(Data excerpts)
+ + + + + + +

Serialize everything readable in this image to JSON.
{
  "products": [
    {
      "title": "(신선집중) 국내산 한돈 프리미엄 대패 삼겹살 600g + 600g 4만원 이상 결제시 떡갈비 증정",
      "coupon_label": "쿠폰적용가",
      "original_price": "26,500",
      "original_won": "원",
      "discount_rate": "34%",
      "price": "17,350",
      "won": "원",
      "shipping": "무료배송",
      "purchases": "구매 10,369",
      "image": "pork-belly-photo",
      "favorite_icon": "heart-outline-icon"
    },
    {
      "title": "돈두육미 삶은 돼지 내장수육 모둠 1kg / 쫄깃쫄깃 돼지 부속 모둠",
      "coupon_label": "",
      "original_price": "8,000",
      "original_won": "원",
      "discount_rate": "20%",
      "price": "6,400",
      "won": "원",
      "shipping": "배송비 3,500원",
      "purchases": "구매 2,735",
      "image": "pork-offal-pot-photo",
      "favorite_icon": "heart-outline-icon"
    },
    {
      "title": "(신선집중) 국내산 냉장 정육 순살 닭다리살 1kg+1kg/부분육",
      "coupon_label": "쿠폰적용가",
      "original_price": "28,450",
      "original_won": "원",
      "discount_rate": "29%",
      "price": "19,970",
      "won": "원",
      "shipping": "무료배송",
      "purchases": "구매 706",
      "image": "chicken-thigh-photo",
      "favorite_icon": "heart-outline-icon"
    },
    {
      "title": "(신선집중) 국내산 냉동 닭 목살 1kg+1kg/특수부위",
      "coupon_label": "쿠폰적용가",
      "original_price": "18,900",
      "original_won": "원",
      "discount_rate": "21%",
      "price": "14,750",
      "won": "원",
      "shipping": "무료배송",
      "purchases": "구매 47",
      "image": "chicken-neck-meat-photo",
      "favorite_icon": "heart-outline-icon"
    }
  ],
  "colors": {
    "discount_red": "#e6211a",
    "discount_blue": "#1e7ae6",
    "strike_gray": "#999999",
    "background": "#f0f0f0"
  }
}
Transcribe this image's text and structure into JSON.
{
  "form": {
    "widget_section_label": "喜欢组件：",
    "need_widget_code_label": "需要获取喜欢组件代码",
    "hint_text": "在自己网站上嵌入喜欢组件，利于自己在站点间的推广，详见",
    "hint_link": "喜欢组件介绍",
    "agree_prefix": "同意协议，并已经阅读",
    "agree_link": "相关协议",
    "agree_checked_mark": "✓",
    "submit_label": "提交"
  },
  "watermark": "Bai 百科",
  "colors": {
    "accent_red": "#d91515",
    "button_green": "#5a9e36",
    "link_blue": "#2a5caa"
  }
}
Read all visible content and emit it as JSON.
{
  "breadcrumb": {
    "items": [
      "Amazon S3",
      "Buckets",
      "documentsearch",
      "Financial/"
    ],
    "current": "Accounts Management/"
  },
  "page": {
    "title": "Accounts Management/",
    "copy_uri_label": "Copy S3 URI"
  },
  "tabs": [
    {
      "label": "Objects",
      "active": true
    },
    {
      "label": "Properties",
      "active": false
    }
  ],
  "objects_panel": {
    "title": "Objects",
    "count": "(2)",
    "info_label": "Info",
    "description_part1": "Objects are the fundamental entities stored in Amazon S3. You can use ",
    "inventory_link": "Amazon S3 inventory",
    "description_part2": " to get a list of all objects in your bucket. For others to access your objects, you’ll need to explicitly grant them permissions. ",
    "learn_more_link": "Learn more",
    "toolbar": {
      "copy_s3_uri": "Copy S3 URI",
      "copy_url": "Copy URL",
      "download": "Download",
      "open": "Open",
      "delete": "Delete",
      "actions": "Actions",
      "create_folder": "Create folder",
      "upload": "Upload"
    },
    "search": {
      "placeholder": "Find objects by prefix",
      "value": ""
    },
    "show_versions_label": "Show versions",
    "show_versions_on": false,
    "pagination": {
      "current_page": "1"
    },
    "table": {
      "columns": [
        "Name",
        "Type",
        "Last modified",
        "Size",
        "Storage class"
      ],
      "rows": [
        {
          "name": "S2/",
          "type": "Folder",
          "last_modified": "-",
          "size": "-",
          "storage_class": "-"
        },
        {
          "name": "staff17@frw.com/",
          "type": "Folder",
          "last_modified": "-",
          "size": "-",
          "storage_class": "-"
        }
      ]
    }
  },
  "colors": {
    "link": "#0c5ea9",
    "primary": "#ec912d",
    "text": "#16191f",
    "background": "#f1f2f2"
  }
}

+ + + + + + +

--- GOAL OF THE EXERCISE ---
Could you transcribe the records in full, exactly?

--- FINISHED EXERCISE ---
Serialize everything readable in this image to JSON.
{
  "products": [
    {
      "title": "(신선집중) 국내산 한돈 프리미엄 대패 삼겹살 600g + 600g 4만원 이상 결제시 떡갈비 증정",
      "coupon_label": "쿠폰적용가",
      "original_price": "26,500",
      "original_won": "원",
      "discount_rate": "34%",
      "price": "17,350",
      "won": "원",
      "shipping": "무료배송",
      "purchases": "구매 10,369",
      "image": "pork-belly-photo",
      "favorite_icon": "heart-outline-icon"
    },
    {
      "title": "돈두육미 삶은 돼지 내장수육 모둠 1kg / 쫄깃쫄깃 돼지 부속 모둠",
      "coupon_label": "",
      "original_price": "8,000",
      "original_won": "원",
      "discount_rate": "20%",
      "price": "6,400",
      "won": "원",
      "shipping": "배송비 3,500원",
      "purchases": "구매 2,735",
      "image": "pork-offal-pot-photo",
      "favorite_icon": "heart-outline-icon"
    },
    {
      "title": "(신선집중) 국내산 냉장 정육 순살 닭다리살 1kg+1kg/부분육",
      "coupon_label": "쿠폰적용가",
      "original_price": "28,450",
      "original_won": "원",
      "discount_rate": "29%",
      "price": "19,970",
      "won": "원",
      "shipping": "무료배송",
      "purchases": "구매 706",
      "image": "chicken-thigh-photo",
      "favorite_icon": "heart-outline-icon"
    },
    {
      "title": "(신선집중) 국내산 냉동 닭 목살 1kg+1kg/특수부위",
      "coupon_label": "쿠폰적용가",
      "original_price": "18,900",
      "original_won": "원",
      "discount_rate": "21%",
      "price": "14,750",
      "won": "원",
      "shipping": "무료배송",
      "purchases": "구매 47",
      "image": "chicken-neck-meat-photo",
      "favorite_icon": "heart-outline-icon"
    }
  ],
  "colors": {
    "discount_red": "#e6211a",
    "discount_blue": "#1e7ae6",
    "strike_gray": "#999999",
    "background": "#f0f0f0"
  }
}
Transcribe this image's text and structure into JSON.
{
  "form": {
    "widget_section_label": "喜欢组件：",
    "need_widget_code_label": "需要获取喜欢组件代码",
    "hint_text": "在自己网站上嵌入喜欢组件，利于自己在站点间的推广，详见",
    "hint_link": "喜欢组件介绍",
    "agree_prefix": "同意协议，并已经阅读",
    "agree_link": "相关协议",
    "agree_checked_mark": "✓",
    "submit_label": "提交"
  },
  "watermark": "Bai 百科",
  "colors": {
    "accent_red": "#d91515",
    "button_green": "#5a9e36",
    "link_blue": "#2a5caa"
  }
}
Read all visible content and emit it as JSON.
{
  "breadcrumb": {
    "items": [
      "Amazon S3",
      "Buckets",
      "documentsearch",
      "Financial/"
    ],
    "current": "Accounts Management/"
  },
  "page": {
    "title": "Accounts Management/",
    "copy_uri_label": "Copy S3 URI"
  },
  "tabs": [
    {
      "label": "Objects",
      "active": true
    },
    {
      "label": "Properties",
      "active": false
    }
  ],
  "objects_panel": {
    "title": "Objects",
    "count": "(2)",
    "info_label": "Info",
    "description_part1": "Objects are the fundamental entities stored in Amazon S3. You can use ",
    "inventory_link": "Amazon S3 inventory",
    "description_part2": " to get a list of all objects in your bucket. For others to access your objects, you’ll need to explicitly grant them permissions. ",
    "learn_more_link": "Learn more",
    "toolbar": {
      "copy_s3_uri": "Copy S3 URI",
      "copy_url": "Copy URL",
      "download": "Download",
      "open": "Open",
      "delete": "Delete",
      "actions": "Actions",
      "create_folder": "Create folder",
      "upload": "Upload"
    },
    "search": {
      "placeholder": "Find objects by prefix",
      "value": ""
    },
    "show_versions_label": "Show versions",
    "show_versions_on": false,
    "pagination": {
      "current_page": "1"
    },
    "table": {
      "columns": [
        "Name",
        "Type",
        "Last modified",
        "Size",
        "Storage class"
      ],
      "rows": [
        {
          "name": "S2/",
          "type": "Folder",
          "last_modified": "-",
          "size": "-",
          "storage_class": "-"
        },
        {
          "name": "staff17@frw.com/",
          "type": "Folder",
          "last_modified": "-",
          "size": "-",
          "storage_class": "-"
        }
      ]
    }
  },
  "colors": {
    "link": "#0c5ea9",
    "primary": "#ec912d",
    "text": "#16191f",
    "background": "#f1f2f2"
  }
}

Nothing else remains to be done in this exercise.